[Records about charts and figures]
┌──

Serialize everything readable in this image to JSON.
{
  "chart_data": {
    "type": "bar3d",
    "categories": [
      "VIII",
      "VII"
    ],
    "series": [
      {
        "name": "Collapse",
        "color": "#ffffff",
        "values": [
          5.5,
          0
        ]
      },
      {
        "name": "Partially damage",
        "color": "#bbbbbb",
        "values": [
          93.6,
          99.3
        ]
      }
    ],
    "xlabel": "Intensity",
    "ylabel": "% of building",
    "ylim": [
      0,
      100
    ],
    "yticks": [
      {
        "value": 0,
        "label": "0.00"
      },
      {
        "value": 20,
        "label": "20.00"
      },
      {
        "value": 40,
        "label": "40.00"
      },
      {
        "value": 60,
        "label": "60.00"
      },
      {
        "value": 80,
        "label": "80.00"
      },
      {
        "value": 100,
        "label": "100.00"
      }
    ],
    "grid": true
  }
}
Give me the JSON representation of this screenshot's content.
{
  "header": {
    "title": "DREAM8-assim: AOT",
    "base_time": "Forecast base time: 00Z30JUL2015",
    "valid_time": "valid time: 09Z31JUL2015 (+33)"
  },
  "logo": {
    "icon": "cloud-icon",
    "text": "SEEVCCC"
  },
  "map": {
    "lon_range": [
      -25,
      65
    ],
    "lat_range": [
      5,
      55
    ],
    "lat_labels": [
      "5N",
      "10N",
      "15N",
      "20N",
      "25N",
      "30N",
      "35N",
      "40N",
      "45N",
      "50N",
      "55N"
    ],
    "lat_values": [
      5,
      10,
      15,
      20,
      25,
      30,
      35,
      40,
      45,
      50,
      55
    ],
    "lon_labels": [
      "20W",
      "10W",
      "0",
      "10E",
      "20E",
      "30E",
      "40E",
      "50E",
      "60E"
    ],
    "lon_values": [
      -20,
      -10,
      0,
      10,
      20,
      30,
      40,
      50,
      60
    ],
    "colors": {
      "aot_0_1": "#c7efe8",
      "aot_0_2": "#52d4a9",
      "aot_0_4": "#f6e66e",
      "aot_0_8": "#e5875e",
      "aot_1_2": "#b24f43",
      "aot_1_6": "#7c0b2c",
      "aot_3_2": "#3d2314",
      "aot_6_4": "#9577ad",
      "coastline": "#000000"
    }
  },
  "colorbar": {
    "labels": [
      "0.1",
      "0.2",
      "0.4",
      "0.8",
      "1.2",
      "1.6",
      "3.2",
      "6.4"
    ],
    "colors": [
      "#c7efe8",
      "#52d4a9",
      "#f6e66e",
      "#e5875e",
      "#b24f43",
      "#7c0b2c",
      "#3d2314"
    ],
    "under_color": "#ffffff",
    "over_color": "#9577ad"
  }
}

└──

* What to work on
Copy the material above back out, exactly as written.

* Written answer
Serialize everything readable in this image to JSON.
{
  "chart_data": {
    "type": "bar3d",
    "categories": [
      "VIII",
      "VII"
    ],
    "series": [
      {
        "name": "Collapse",
        "color": "#ffffff",
        "values": [
          5.5,
          0
        ]
      },
      {
        "name": "Partially damage",
        "color": "#bbbbbb",
        "values": [
          93.6,
          99.3
        ]
      }
    ],
    "xlabel": "Intensity",
    "ylabel": "% of building",
    "ylim": [
      0,
      100
    ],
    "yticks": [
      {
        "value": 0,
        "label": "0.00"
      },
      {
        "value": 20,
        "label": "20.00"
      },
      {
        "value": 40,
        "label": "40.00"
      },
      {
        "value": 60,
        "label": "60.00"
      },
      {
        "value": 80,
        "label": "80.00"
      },
      {
        "value": 100,
        "label": "100.00"
      }
    ],
    "grid": true
  }
}
Give me the JSON representation of this screenshot's content.
{
  "header": {
    "title": "DREAM8-assim: AOT",
    "base_time": "Forecast base time: 00Z30JUL2015",
    "valid_time": "valid time: 09Z31JUL2015 (+33)"
  },
  "logo": {
    "icon": "cloud-icon",
    "text": "SEEVCCC"
  },
  "map": {
    "lon_range": [
      -25,
      65
    ],
    "lat_range": [
      5,
      55
    ],
    "lat_labels": [
      "5N",
      "10N",
      "15N",
      "20N",
      "25N",
      "30N",
      "35N",
      "40N",
      "45N",
      "50N",
      "55N"
    ],
    "lat_values": [
      5,
      10,
      15,
      20,
      25,
      30,
      35,
      40,
      45,
      50,
      55
    ],
    "lon_labels": [
      "20W",
      "10W",
      "0",
      "10E",
      "20E",
      "30E",
      "40E",
      "50E",
      "60E"
    ],
    "lon_values": [
      -20,
      -10,
      0,
      10,
      20,
      30,
      40,
      50,
      60
    ],
    "colors": {
      "aot_0_1": "#c7efe8",
      "aot_0_2": "#52d4a9",
      "aot_0_4": "#f6e66e",
      "aot_0_8": "#e5875e",
      "aot_1_2": "#b24f43",
      "aot_1_6": "#7c0b2c",
      "aot_3_2": "#3d2314",
      "aot_6_4": "#9577ad",
      "coastline": "#000000"
    }
  },
  "colorbar": {
    "labels": [
      "0.1",
      "0.2",
      "0.4",
      "0.8",
      "1.2",
      "1.6",
      "3.2",
      "6.4"
    ],
    "colors": [
      "#c7efe8",
      "#52d4a9",
      "#f6e66e",
      "#e5875e",
      "#b24f43",
      "#7c0b2c",
      "#3d2314"
    ],
    "under_color": "#ffffff",
    "over_color": "#9577ad"
  }
}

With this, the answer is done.